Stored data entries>
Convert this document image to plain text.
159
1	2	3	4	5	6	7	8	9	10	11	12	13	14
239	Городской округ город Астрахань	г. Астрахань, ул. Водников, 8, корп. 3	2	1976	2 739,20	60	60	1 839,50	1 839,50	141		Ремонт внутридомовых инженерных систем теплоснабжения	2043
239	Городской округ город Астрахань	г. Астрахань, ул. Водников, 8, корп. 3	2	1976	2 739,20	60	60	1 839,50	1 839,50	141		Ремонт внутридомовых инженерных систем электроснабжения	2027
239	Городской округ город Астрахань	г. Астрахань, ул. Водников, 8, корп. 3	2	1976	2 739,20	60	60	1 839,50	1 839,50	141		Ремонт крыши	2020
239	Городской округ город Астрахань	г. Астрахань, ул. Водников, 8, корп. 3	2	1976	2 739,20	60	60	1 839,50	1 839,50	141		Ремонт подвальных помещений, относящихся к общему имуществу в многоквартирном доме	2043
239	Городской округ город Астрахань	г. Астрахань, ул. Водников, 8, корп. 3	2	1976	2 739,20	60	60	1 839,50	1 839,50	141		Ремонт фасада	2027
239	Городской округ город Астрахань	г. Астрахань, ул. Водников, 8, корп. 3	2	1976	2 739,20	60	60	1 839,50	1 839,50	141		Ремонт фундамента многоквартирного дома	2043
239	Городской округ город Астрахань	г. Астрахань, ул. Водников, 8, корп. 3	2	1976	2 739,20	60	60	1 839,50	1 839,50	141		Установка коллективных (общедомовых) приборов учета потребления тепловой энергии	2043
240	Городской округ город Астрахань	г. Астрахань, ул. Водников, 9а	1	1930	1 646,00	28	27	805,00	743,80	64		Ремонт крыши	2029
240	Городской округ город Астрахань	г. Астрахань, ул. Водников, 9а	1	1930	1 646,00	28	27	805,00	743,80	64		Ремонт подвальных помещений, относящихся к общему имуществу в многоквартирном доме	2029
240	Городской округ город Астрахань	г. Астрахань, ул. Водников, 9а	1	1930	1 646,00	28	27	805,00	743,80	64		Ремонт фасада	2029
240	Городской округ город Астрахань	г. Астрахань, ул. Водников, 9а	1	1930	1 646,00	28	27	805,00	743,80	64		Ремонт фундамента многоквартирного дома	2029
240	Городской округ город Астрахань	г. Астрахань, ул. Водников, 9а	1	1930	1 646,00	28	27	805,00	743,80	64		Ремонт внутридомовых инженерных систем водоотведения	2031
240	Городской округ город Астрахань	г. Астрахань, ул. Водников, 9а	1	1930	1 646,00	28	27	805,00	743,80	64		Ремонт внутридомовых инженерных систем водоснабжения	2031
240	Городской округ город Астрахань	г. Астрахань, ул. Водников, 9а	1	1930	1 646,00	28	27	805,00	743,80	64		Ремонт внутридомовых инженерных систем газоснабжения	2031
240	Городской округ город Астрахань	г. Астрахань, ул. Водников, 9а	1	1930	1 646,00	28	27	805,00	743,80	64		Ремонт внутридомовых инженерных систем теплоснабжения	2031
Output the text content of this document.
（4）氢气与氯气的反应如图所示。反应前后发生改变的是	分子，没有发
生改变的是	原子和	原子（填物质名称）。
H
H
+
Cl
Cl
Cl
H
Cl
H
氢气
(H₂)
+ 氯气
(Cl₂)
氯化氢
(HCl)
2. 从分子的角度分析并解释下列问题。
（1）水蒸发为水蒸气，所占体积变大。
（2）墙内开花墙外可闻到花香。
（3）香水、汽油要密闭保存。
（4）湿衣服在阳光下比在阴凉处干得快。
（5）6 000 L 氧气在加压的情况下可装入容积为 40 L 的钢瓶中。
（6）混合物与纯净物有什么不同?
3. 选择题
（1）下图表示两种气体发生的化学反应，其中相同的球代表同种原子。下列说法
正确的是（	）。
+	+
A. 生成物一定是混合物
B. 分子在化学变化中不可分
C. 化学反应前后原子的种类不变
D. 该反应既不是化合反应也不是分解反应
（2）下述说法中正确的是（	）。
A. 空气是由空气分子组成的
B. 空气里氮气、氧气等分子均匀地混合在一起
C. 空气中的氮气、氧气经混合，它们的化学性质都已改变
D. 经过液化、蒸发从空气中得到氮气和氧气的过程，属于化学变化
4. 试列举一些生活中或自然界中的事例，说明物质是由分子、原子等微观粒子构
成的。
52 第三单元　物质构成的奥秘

SET PROBLEM>
Reproduce the final stretch of the data above: every line from the one holding "Output the text content of this document." through the end, inclusive, exactly as written and nothing else.

EXERCISE ANSWER>
Output the text content of this document.
（4）氢气与氯气的反应如图所示。反应前后发生改变的是	分子，没有发
生改变的是	原子和	原子（填物质名称）。
H
H
+
Cl
Cl
Cl
H
Cl
H
氢气
(H₂)
+ 氯气
(Cl₂)
氯化氢
(HCl)
2. 从分子的角度分析并解释下列问题。
（1）水蒸发为水蒸气，所占体积变大。
（2）墙内开花墙外可闻到花香。
（3）香水、汽油要密闭保存。
（4）湿衣服在阳光下比在阴凉处干得快。
（5）6 000 L 氧气在加压的情况下可装入容积为 40 L 的钢瓶中。
（6）混合物与纯净物有什么不同?
3. 选择题
（1）下图表示两种气体发生的化学反应，其中相同的球代表同种原子。下列说法
正确的是（	）。
+	+
A. 生成物一定是混合物
B. 分子在化学变化中不可分
C. 化学反应前后原子的种类不变
D. 该反应既不是化合反应也不是分解反应
（2）下述说法中正确的是（	）。
A. 空气是由空气分子组成的
B. 空气里氮气、氧气等分子均匀地混合在一起
C. 空气中的氮气、氧气经混合，它们的化学性质都已改变
D. 经过液化、蒸发从空气中得到氮气和氧气的过程，属于化学变化
4. 试列举一些生活中或自然界中的事例，说明物质是由分子、原子等微观粒子构
成的。
52 第三单元　物质构成的奥秘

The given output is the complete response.